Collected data
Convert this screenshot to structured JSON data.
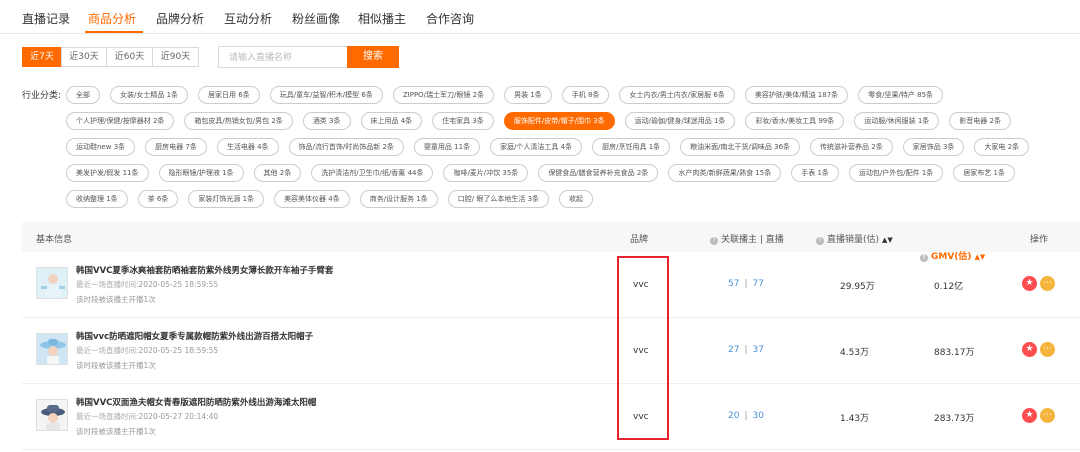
{
  "tabs": [
    "直播记录",
    "商品分析",
    "品牌分析",
    "互动分析",
    "粉丝画像",
    "相似播主",
    "合作咨询"
  ],
  "active_tab": "商品分析",
  "periods": [
    "近7天",
    "近30天",
    "近60天",
    "近90天"
  ],
  "active_period": "近7天",
  "search": {
    "placeholder": "请输入直播名称",
    "button": "搜索"
  },
  "category_label": "行业分类:",
  "categories": [
    [
      "全部",
      "女装/女士精品 1条",
      "居家日用 6条",
      "玩具/童车/益智/积木/模型 6条",
      "ZIPPO/瑞士军刀/眼镜 2条",
      "男装 1条",
      "手机 8条",
      "女士内衣/男士内衣/家居服 6条",
      "美容护肤/美体/精油 187条",
      "零食/坚果/特产 85条"
    ],
    [
      "个人护理/保健/按摩器材 2条",
      "箱包皮具/热销女包/男包 2条",
      "酒类 3条",
      "床上用品 4条",
      "住宅家具 3条",
      "服饰配件/皮带/帽子/围巾 3条",
      "运动/瑜伽/健身/球迷用品 1条",
      "彩妆/香水/美妆工具 99条",
      "运动服/休闲服装 1条",
      "影音电器 2条"
    ],
    [
      "运动鞋new 3条",
      "厨房电器 7条",
      "生活电器 4条",
      "饰品/流行首饰/时尚饰品新 2条",
      "婴童用品 11条",
      "家庭/个人清洁工具 4条",
      "厨房/烹饪用具 1条",
      "粮油米面/南北干货/调味品 36条",
      "传统滋补营养品 2条",
      "家居饰品 3条",
      "大家电 2条"
    ],
    [
      "美发护发/假发 11条",
      "隐形眼镜/护理液 1条",
      "其他 2条",
      "洗护清洁剂/卫生巾/纸/香薰 44条",
      "咖啡/麦片/冲饮 35条",
      "保健食品/膳食营养补充食品 2条",
      "水产肉类/新鲜蔬果/熟食 15条",
      "手表 1条",
      "运动包/户外包/配件 1条",
      "居家布艺 1条"
    ],
    [
      "收纳整理 1条",
      "茶 6条",
      "家装灯饰光源 1条",
      "美容美体仪器 4条",
      "商务/设计服务 1条",
      "口腔/ 眼了么本地生活 3条",
      "收起"
    ]
  ],
  "active_category": "服饰配件/皮带/帽子/围巾 3条",
  "table": {
    "headers": {
      "basic": "基本信息",
      "brand": "品牌",
      "hosts": "关联播主 | 直播",
      "sales": "直播销量(估)",
      "gmv": "GMV(估)",
      "ops": "操作"
    },
    "last_live_label": "最近一场直播时间:",
    "rows": [
      {
        "name": "韩国VVC夏季冰爽袖套防晒袖套防紫外线男女薄长款开车袖子手臂套",
        "last_live": "2020-05-25 18:59:55",
        "note": "该时段被该播主开播1次",
        "brand": "vvc",
        "hosts": "57",
        "lives": "77",
        "sales": "29.95万",
        "gmv": "0.12亿"
      },
      {
        "name": "韩国vvc防晒遮阳帽女夏季专属款帽防紫外线出游百搭太阳帽子",
        "last_live": "2020-05-25 18:59:55",
        "note": "该时段被该播主开播1次",
        "brand": "vvc",
        "hosts": "27",
        "lives": "37",
        "sales": "4.53万",
        "gmv": "883.17万"
      },
      {
        "name": "韩国VVC双面渔夫帽女青春版遮阳防晒防紫外线出游海滩太阳帽",
        "last_live": "2020-05-27 20:14:40",
        "note": "该时段被该播主开播1次",
        "brand": "vvc",
        "hosts": "20",
        "lives": "30",
        "sales": "1.43万",
        "gmv": "283.73万"
      }
    ]
  },
  "colors": {
    "accent": "#ff6a00",
    "link": "#4a90d9",
    "highlight": "#e3242b"
  }
}
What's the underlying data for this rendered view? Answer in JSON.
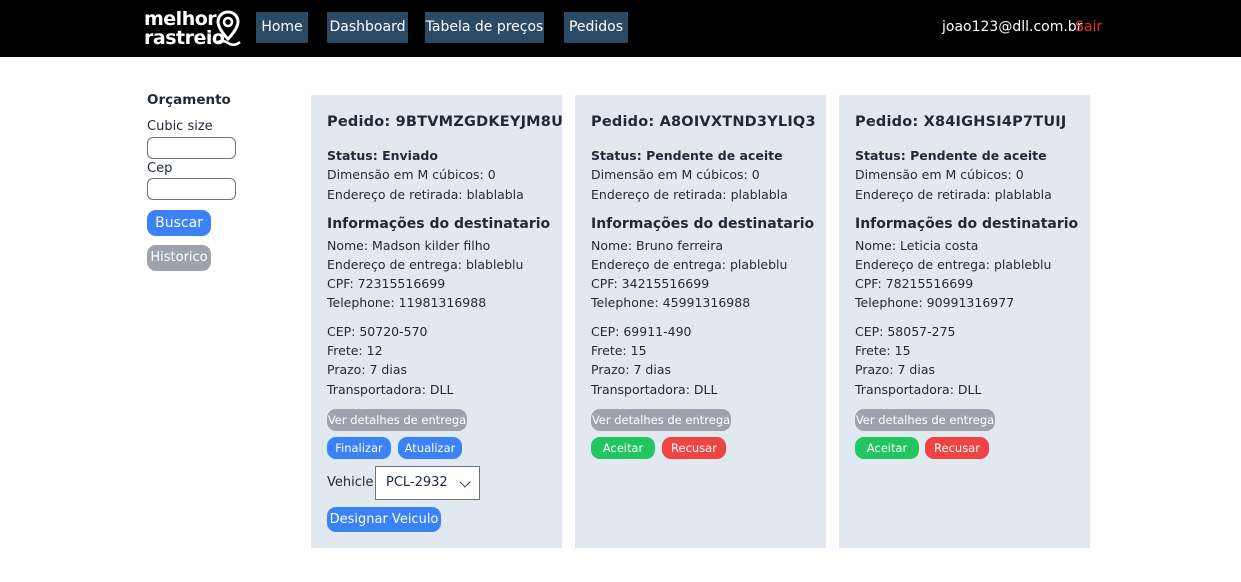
{
  "brand": {
    "line1": "melhor",
    "line2": "rastreio"
  },
  "nav": {
    "home": "Home",
    "dashboard": "Dashboard",
    "tabela": "Tabela de preços",
    "pedidos": "Pedidos"
  },
  "user": {
    "email": "joao123@dll.com.br",
    "logout": "Sair"
  },
  "colors": {
    "logout": "#ef2b2b",
    "nav_bg": "#2b4a66",
    "card_bg": "#e2e8f0",
    "primary": "#3b82f6",
    "accept": "#22c55e",
    "reject": "#ef4444"
  },
  "sidebar": {
    "title": "Orçamento",
    "cubic_label": "Cubic size",
    "cubic_value": "",
    "cep_label": "Cep",
    "cep_value": "",
    "buscar": "Buscar",
    "historico": "Historico"
  },
  "orders": [
    {
      "title": "Pedido: 9BTVMZGDKEYJM8U",
      "status": "Status: Enviado",
      "dimensao": "Dimensão em M cúbicos: 0",
      "retirada": "Endereço de retirada: blablabla",
      "section": "Informações do destinatario",
      "nome": "Nome: Madson kilder filho",
      "entrega": "Endereço de entrega: blableblu",
      "cpf": "CPF: 72315516699",
      "telephone": "Telephone: 11981316988",
      "cep": "CEP: 50720-570",
      "frete": "Frete: 12",
      "prazo": "Prazo: 7 dias",
      "transportadora": "Transportadora: DLL",
      "detalhes": "Ver detalhes de entrega",
      "finalizar": "Finalizar",
      "atualizar": "Atualizar",
      "vehicle_label": "Vehicle",
      "vehicle_value": "PCL-2932",
      "designar": "Designar Veiculo"
    },
    {
      "title": "Pedido: A8OIVXTND3YLIQ3",
      "status": "Status: Pendente de aceite",
      "dimensao": "Dimensão em M cúbicos: 0",
      "retirada": "Endereço de retirada: plablabla",
      "section": "Informações do destinatario",
      "nome": "Nome: Bruno ferreira",
      "entrega": "Endereço de entrega: plableblu",
      "cpf": "CPF: 34215516699",
      "telephone": "Telephone: 45991316988",
      "cep": "CEP: 69911-490",
      "frete": "Frete: 15",
      "prazo": "Prazo: 7 dias",
      "transportadora": "Transportadora: DLL",
      "detalhes": "Ver detalhes de entrega",
      "aceitar": "Aceitar",
      "recusar": "Recusar"
    },
    {
      "title": "Pedido: X84IGHSI4P7TUIJ",
      "status": "Status: Pendente de aceite",
      "dimensao": "Dimensão em M cúbicos: 0",
      "retirada": "Endereço de retirada: plablabla",
      "section": "Informações do destinatario",
      "nome": "Nome: Leticia costa",
      "entrega": "Endereço de entrega: plableblu",
      "cpf": "CPF: 78215516699",
      "telephone": "Telephone: 90991316977",
      "cep": "CEP: 58057-275",
      "frete": "Frete: 15",
      "prazo": "Prazo: 7 dias",
      "transportadora": "Transportadora: DLL",
      "detalhes": "Ver detalhes de entrega",
      "aceitar": "Aceitar",
      "recusar": "Recusar"
    }
  ]
}
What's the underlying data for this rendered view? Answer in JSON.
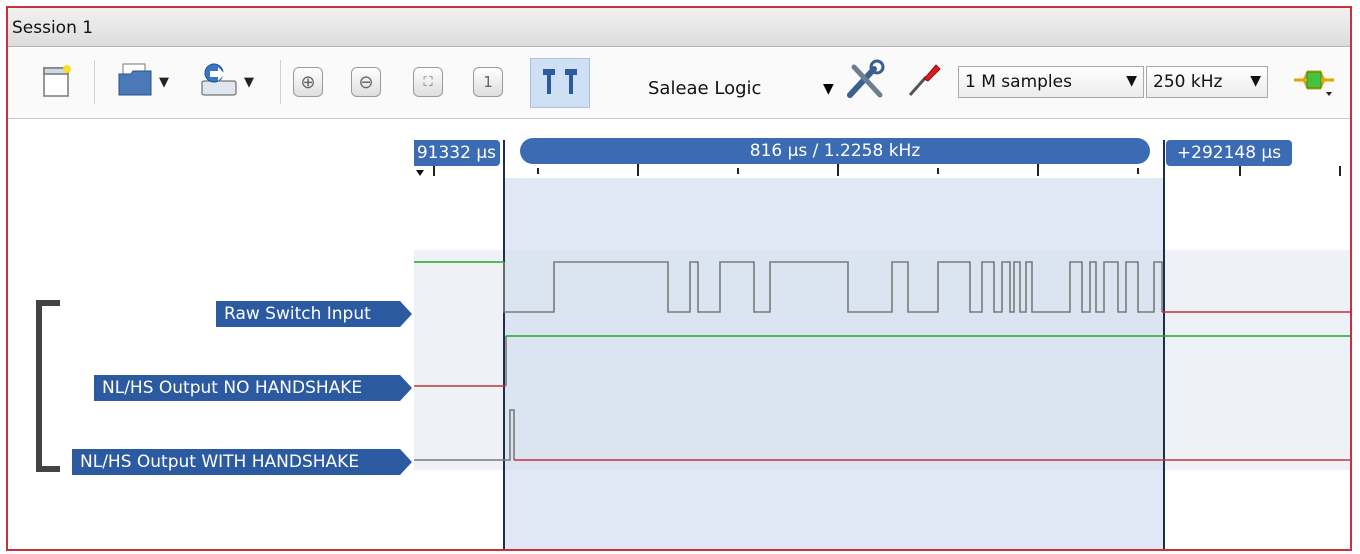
{
  "tab": {
    "label": "Session 1"
  },
  "toolbar": {
    "device_name": "Saleae Logic",
    "samples": "1 M samples",
    "rate": "250 kHz"
  },
  "timeline": {
    "left_marker": "91332 µs",
    "measure": "816 µs / 1.2258 kHz",
    "right_marker": "+292148 µs"
  },
  "channels": [
    {
      "name": "Raw Switch Input"
    },
    {
      "name": "NL/HS Output NO HANDSHAKE"
    },
    {
      "name": "NL/HS Output WITH HANDSHAKE"
    }
  ],
  "colors": {
    "high": "#22a82a",
    "low": "#c8323c",
    "label_bg": "#2c5aa0",
    "selection": "#d4e0f0"
  },
  "icons": [
    "new-session-icon",
    "open-folder-icon",
    "save-icon",
    "zoom-in-icon",
    "zoom-out-icon",
    "fit-icon",
    "zoom-one-icon",
    "cursor-markers-icon",
    "tools-icon",
    "probe-icon",
    "channel-icon"
  ]
}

WHAT IS NEEDED: Go through the records. Copy each line where "hosts" appears.

THE OUTPUT:
      "hosts": "关联播主 | 直播",
        "hosts": "57",
        "hosts": "27",
        "hosts": "20",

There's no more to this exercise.